*Exercise*
Reproduce the data word for word, keeping every line complete.

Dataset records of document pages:
%%

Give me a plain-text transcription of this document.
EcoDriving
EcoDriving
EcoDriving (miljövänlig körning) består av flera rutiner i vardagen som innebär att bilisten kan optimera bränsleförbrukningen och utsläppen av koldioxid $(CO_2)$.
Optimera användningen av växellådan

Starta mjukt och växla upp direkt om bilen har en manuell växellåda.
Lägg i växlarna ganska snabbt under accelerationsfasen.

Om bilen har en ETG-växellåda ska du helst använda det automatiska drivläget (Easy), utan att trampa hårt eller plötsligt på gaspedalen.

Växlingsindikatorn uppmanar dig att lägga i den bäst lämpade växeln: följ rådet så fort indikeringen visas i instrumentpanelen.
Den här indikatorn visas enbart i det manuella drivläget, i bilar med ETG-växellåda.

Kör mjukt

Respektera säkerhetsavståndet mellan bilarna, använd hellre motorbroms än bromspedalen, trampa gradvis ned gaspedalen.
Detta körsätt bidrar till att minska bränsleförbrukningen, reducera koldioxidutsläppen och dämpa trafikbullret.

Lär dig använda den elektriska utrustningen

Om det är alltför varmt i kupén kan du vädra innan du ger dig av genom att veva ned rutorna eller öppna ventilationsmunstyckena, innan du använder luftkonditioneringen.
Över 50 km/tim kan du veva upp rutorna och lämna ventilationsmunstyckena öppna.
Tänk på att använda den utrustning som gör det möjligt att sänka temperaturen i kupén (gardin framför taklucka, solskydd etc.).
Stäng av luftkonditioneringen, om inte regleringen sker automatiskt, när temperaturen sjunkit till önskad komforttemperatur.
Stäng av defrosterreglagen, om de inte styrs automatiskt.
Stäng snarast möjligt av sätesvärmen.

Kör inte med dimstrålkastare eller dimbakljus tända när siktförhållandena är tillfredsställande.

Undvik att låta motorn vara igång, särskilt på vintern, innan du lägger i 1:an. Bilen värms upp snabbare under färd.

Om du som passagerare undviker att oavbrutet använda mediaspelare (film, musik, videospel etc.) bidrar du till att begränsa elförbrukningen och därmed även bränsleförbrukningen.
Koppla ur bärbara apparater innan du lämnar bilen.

%%

*Task output*
Give me a plain-text transcription of this document.
EcoDriving
EcoDriving
EcoDriving (miljövänlig körning) består av flera rutiner i vardagen som innebär att bilisten kan optimera bränsleförbrukningen och utsläppen av koldioxid $(CO_2)$.
Optimera användningen av växellådan

Starta mjukt och växla upp direkt om bilen har en manuell växellåda.
Lägg i växlarna ganska snabbt under accelerationsfasen.

Om bilen har en ETG-växellåda ska du helst använda det automatiska drivläget (Easy), utan att trampa hårt eller plötsligt på gaspedalen.

Växlingsindikatorn uppmanar dig att lägga i den bäst lämpade växeln: följ rådet så fort indikeringen visas i instrumentpanelen.
Den här indikatorn visas enbart i det manuella drivläget, i bilar med ETG-växellåda.

Kör mjukt

Respektera säkerhetsavståndet mellan bilarna, använd hellre motorbroms än bromspedalen, trampa gradvis ned gaspedalen.
Detta körsätt bidrar till att minska bränsleförbrukningen, reducera koldioxidutsläppen och dämpa trafikbullret.

Lär dig använda den elektriska utrustningen

Om det är alltför varmt i kupén kan du vädra innan du ger dig av genom att veva ned rutorna eller öppna ventilationsmunstyckena, innan du använder luftkonditioneringen.
Över 50 km/tim kan du veva upp rutorna och lämna ventilationsmunstyckena öppna.
Tänk på att använda den utrustning som gör det möjligt att sänka temperaturen i kupén (gardin framför taklucka, solskydd etc.).
Stäng av luftkonditioneringen, om inte regleringen sker automatiskt, när temperaturen sjunkit till önskad komforttemperatur.
Stäng av defrosterreglagen, om de inte styrs automatiskt.
Stäng snarast möjligt av sätesvärmen.

Kör inte med dimstrålkastare eller dimbakljus tända när siktförhållandena är tillfredsställande.

Undvik att låta motorn vara igång, särskilt på vintern, innan du lägger i 1:an. Bilen värms upp snabbare under färd.

Om du som passagerare undviker att oavbrutet använda mediaspelare (film, musik, videospel etc.) bidrar du till att begränsa elförbrukningen och därmed även bränsleförbrukningen.
Koppla ur bärbara apparater innan du lämnar bilen.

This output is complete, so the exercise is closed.